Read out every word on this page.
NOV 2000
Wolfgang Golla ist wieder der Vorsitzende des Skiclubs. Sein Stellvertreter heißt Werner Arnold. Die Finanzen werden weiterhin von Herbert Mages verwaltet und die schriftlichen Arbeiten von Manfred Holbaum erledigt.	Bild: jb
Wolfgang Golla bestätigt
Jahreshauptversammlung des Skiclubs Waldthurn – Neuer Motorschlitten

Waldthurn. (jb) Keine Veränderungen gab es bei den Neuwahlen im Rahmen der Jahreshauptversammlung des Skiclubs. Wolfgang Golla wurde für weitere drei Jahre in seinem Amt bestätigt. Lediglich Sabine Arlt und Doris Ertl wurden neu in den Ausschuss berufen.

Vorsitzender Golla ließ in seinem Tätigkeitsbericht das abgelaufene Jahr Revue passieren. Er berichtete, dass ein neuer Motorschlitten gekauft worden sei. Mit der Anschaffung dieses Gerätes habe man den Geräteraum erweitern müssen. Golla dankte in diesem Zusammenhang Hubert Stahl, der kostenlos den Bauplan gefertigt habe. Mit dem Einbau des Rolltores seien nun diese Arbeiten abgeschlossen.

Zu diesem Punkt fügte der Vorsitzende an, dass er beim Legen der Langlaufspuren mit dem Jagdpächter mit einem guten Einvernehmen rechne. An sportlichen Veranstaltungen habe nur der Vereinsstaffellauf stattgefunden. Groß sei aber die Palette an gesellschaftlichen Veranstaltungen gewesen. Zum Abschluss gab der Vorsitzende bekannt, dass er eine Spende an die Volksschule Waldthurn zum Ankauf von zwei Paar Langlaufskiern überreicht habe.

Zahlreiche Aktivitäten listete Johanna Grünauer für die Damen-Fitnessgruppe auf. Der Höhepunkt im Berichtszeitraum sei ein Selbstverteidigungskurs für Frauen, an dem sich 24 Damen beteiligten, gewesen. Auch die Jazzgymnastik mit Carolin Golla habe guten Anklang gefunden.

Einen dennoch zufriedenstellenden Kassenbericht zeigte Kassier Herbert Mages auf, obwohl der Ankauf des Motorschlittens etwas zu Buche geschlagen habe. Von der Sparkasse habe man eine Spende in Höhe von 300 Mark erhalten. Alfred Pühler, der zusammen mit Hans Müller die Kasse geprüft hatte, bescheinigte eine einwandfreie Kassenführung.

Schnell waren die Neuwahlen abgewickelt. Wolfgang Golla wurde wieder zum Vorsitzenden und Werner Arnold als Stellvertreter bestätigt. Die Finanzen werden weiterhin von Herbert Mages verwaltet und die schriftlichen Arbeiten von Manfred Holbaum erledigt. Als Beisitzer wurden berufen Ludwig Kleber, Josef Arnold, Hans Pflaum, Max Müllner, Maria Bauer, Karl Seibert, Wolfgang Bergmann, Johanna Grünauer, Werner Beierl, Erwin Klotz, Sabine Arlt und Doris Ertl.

## What needs to be done
Among the lines above, count those containing the word "Jahreshauptversammlung" and give nothing but the result.

## Full response
2